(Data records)
<<<<

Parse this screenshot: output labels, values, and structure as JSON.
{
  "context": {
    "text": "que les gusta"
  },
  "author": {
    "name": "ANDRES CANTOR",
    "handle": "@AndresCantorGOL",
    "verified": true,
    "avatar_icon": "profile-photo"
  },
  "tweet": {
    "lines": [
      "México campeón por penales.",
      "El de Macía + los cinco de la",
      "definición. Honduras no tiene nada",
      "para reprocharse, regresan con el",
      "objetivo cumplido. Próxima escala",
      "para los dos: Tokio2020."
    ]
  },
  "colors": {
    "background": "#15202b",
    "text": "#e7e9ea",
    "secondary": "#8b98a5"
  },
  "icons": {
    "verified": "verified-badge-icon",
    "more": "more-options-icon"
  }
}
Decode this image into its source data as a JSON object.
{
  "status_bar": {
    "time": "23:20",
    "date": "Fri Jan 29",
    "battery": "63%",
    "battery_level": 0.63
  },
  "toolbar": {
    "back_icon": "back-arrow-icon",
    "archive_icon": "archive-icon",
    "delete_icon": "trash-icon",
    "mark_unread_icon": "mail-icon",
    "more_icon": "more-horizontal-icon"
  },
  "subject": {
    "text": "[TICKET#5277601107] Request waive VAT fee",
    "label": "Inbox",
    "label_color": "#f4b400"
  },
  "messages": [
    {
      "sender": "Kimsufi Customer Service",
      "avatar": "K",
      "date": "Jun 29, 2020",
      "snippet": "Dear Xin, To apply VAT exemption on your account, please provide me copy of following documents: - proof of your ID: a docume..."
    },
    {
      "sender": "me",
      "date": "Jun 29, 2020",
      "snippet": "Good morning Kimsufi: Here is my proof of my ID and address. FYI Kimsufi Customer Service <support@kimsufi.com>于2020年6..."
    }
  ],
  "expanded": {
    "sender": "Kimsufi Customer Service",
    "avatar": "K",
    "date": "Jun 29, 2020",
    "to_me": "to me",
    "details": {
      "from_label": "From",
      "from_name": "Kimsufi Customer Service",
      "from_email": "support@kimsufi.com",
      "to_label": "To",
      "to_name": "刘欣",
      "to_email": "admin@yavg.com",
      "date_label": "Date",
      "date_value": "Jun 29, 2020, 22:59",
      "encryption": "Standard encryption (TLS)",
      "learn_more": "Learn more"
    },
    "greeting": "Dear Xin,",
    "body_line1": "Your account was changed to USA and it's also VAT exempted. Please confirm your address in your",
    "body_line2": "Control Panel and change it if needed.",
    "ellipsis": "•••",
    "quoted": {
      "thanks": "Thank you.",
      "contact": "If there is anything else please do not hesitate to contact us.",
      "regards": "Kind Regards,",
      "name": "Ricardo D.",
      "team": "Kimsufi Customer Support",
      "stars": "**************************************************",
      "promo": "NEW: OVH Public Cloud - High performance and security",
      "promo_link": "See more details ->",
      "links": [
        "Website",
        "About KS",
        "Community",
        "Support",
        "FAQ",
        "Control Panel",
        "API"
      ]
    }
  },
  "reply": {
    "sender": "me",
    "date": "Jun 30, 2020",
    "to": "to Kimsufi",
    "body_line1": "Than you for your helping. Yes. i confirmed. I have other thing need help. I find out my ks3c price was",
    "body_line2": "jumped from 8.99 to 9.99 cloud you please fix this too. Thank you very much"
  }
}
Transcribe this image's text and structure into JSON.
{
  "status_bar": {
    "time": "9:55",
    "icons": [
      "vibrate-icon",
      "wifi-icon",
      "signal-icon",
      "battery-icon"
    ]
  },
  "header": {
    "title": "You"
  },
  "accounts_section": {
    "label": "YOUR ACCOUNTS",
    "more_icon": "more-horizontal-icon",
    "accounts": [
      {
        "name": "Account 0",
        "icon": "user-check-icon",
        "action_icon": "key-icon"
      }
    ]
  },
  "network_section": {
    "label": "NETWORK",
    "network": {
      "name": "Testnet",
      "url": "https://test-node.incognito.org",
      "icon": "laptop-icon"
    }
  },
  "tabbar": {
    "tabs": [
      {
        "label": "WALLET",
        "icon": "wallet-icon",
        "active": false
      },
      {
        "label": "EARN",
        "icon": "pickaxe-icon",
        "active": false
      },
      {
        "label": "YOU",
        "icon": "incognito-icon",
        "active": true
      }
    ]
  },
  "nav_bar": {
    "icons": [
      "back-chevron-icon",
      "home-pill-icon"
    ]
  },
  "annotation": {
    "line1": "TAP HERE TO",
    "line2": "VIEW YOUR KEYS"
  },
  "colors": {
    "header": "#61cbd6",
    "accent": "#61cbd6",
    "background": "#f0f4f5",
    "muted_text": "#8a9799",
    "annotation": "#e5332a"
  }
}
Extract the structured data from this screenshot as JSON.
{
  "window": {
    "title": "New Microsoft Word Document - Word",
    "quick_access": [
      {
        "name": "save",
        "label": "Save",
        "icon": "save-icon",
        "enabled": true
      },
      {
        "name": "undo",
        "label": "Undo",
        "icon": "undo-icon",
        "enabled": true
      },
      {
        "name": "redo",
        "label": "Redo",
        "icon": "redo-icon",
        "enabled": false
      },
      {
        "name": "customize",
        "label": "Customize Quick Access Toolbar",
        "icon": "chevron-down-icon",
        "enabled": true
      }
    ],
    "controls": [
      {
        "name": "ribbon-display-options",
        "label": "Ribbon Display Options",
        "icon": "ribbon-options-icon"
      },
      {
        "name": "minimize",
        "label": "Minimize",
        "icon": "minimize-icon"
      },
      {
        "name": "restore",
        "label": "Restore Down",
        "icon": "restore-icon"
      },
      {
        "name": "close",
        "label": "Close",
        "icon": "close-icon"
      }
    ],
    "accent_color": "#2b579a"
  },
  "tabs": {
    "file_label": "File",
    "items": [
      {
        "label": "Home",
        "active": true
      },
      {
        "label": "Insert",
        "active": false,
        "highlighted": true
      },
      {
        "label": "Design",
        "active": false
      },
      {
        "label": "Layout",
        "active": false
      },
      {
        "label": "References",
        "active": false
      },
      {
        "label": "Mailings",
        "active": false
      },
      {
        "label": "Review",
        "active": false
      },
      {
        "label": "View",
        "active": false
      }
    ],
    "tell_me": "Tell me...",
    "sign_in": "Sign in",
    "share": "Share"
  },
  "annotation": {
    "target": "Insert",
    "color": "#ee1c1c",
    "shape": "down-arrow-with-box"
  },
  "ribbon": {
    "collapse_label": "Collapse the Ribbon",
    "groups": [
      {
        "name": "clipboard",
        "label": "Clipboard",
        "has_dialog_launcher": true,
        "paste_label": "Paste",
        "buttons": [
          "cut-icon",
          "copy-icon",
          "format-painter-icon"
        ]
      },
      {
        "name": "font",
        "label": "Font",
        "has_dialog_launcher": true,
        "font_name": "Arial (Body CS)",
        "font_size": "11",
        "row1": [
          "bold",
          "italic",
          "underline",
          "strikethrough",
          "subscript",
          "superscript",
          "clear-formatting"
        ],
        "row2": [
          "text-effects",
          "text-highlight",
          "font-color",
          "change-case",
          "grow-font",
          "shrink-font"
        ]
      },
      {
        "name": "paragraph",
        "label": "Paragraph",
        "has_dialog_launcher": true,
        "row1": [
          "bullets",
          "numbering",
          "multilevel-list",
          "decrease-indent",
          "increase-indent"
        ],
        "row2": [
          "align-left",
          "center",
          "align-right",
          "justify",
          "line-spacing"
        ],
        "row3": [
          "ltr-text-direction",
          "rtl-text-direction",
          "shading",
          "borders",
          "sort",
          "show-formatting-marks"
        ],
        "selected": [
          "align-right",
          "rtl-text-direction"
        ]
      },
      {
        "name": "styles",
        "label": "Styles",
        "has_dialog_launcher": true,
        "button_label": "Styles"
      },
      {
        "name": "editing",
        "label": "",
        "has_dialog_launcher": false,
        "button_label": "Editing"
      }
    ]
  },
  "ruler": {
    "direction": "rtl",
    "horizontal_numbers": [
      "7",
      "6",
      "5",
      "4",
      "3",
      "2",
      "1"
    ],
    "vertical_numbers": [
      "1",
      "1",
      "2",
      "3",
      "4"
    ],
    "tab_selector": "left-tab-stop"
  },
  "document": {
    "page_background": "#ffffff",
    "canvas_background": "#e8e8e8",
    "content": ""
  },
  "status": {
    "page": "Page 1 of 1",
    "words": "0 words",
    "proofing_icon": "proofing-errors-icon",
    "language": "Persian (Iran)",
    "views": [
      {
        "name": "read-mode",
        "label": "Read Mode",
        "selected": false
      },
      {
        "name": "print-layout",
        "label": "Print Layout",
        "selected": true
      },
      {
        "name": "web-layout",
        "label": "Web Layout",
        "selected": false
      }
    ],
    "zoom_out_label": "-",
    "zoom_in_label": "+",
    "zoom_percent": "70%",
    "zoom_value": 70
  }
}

>>>>

**PROBLEM DETAILS**: Find each line in the records holding the string "screenshot" and show it.

**RESULT FOR THIS EXERCISE**:
Parse this screenshot: output labels, values, and structure as JSON.
Extract the structured data from this screenshot as JSON.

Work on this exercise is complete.